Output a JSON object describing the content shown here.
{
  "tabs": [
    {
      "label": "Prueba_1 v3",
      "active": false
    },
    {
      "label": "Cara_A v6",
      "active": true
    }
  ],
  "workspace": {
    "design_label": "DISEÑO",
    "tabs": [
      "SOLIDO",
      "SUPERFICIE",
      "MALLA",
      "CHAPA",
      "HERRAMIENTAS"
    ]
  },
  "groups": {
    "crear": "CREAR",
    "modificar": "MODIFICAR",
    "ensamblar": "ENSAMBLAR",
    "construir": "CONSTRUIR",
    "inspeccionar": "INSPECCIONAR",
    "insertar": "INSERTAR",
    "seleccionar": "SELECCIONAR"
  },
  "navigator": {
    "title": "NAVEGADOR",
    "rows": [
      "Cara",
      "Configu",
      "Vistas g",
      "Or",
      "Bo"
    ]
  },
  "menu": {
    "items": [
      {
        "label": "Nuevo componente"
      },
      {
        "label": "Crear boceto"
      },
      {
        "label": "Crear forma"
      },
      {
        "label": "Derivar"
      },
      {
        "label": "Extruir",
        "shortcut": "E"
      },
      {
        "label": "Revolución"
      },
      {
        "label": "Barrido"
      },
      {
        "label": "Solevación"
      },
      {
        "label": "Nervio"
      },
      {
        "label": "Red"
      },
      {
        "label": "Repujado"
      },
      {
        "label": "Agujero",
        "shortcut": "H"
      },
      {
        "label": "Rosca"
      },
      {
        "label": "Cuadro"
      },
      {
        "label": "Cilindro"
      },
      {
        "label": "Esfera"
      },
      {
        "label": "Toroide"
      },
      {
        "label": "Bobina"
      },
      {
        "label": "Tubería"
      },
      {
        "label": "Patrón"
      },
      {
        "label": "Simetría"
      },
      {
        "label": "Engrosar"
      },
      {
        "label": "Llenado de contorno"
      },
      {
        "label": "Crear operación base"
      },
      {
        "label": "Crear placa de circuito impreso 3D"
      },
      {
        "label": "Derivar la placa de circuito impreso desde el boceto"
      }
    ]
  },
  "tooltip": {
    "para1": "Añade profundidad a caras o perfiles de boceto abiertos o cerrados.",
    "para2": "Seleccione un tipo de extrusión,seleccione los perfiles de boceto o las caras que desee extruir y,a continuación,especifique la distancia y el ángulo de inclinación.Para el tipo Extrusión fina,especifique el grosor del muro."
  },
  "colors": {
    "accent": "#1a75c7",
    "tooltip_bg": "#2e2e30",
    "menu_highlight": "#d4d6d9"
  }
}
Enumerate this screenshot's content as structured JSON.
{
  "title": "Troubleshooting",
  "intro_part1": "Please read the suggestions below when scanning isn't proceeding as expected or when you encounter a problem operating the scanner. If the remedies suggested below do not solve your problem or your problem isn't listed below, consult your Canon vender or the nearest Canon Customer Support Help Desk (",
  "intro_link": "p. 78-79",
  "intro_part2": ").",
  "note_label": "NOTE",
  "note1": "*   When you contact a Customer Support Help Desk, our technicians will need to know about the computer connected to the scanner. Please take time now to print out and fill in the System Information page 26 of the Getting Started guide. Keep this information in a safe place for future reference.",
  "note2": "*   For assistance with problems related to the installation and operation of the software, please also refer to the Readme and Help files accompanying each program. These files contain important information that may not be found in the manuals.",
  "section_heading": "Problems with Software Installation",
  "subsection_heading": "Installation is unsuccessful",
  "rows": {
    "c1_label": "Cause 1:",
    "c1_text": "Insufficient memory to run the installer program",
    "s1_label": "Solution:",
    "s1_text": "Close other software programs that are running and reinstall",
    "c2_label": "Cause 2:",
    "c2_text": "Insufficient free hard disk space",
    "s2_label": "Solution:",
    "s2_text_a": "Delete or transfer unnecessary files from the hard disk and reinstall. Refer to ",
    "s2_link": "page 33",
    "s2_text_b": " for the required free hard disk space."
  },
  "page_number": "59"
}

□ □ □ □ □

TO DO: Without changing a word, restate the whole listing.

FINISHED TASK:
Output a JSON object describing the content shown here.
{
  "tabs": [
    {
      "label": "Prueba_1 v3",
      "active": false
    },
    {
      "label": "Cara_A v6",
      "active": true
    }
  ],
  "workspace": {
    "design_label": "DISEÑO",
    "tabs": [
      "SOLIDO",
      "SUPERFICIE",
      "MALLA",
      "CHAPA",
      "HERRAMIENTAS"
    ]
  },
  "groups": {
    "crear": "CREAR",
    "modificar": "MODIFICAR",
    "ensamblar": "ENSAMBLAR",
    "construir": "CONSTRUIR",
    "inspeccionar": "INSPECCIONAR",
    "insertar": "INSERTAR",
    "seleccionar": "SELECCIONAR"
  },
  "navigator": {
    "title": "NAVEGADOR",
    "rows": [
      "Cara",
      "Configu",
      "Vistas g",
      "Or",
      "Bo"
    ]
  },
  "menu": {
    "items": [
      {
        "label": "Nuevo componente"
      },
      {
        "label": "Crear boceto"
      },
      {
        "label": "Crear forma"
      },
      {
        "label": "Derivar"
      },
      {
        "label": "Extruir",
        "shortcut": "E"
      },
      {
        "label": "Revolución"
      },
      {
        "label": "Barrido"
      },
      {
        "label": "Solevación"
      },
      {
        "label": "Nervio"
      },
      {
        "label": "Red"
      },
      {
        "label": "Repujado"
      },
      {
        "label": "Agujero",
        "shortcut": "H"
      },
      {
        "label": "Rosca"
      },
      {
        "label": "Cuadro"
      },
      {
        "label": "Cilindro"
      },
      {
        "label": "Esfera"
      },
      {
        "label": "Toroide"
      },
      {
        "label": "Bobina"
      },
      {
        "label": "Tubería"
      },
      {
        "label": "Patrón"
      },
      {
        "label": "Simetría"
      },
      {
        "label": "Engrosar"
      },
      {
        "label": "Llenado de contorno"
      },
      {
        "label": "Crear operación base"
      },
      {
        "label": "Crear placa de circuito impreso 3D"
      },
      {
        "label": "Derivar la placa de circuito impreso desde el boceto"
      }
    ]
  },
  "tooltip": {
    "para1": "Añade profundidad a caras o perfiles de boceto abiertos o cerrados.",
    "para2": "Seleccione un tipo de extrusión,seleccione los perfiles de boceto o las caras que desee extruir y,a continuación,especifique la distancia y el ángulo de inclinación.Para el tipo Extrusión fina,especifique el grosor del muro."
  },
  "colors": {
    "accent": "#1a75c7",
    "tooltip_bg": "#2e2e30",
    "menu_highlight": "#d4d6d9"
  }
}
Enumerate this screenshot's content as structured JSON.
{
  "title": "Troubleshooting",
  "intro_part1": "Please read the suggestions below when scanning isn't proceeding as expected or when you encounter a problem operating the scanner. If the remedies suggested below do not solve your problem or your problem isn't listed below, consult your Canon vender or the nearest Canon Customer Support Help Desk (",
  "intro_link": "p. 78-79",
  "intro_part2": ").",
  "note_label": "NOTE",
  "note1": "*   When you contact a Customer Support Help Desk, our technicians will need to know about the computer connected to the scanner. Please take time now to print out and fill in the System Information page 26 of the Getting Started guide. Keep this information in a safe place for future reference.",
  "note2": "*   For assistance with problems related to the installation and operation of the software, please also refer to the Readme and Help files accompanying each program. These files contain important information that may not be found in the manuals.",
  "section_heading": "Problems with Software Installation",
  "subsection_heading": "Installation is unsuccessful",
  "rows": {
    "c1_label": "Cause 1:",
    "c1_text": "Insufficient memory to run the installer program",
    "s1_label": "Solution:",
    "s1_text": "Close other software programs that are running and reinstall",
    "c2_label": "Cause 2:",
    "c2_text": "Insufficient free hard disk space",
    "s2_label": "Solution:",
    "s2_text_a": "Delete or transfer unnecessary files from the hard disk and reinstall. Refer to ",
    "s2_link": "page 33",
    "s2_text_b": " for the required free hard disk space."
  },
  "page_number": "59"
}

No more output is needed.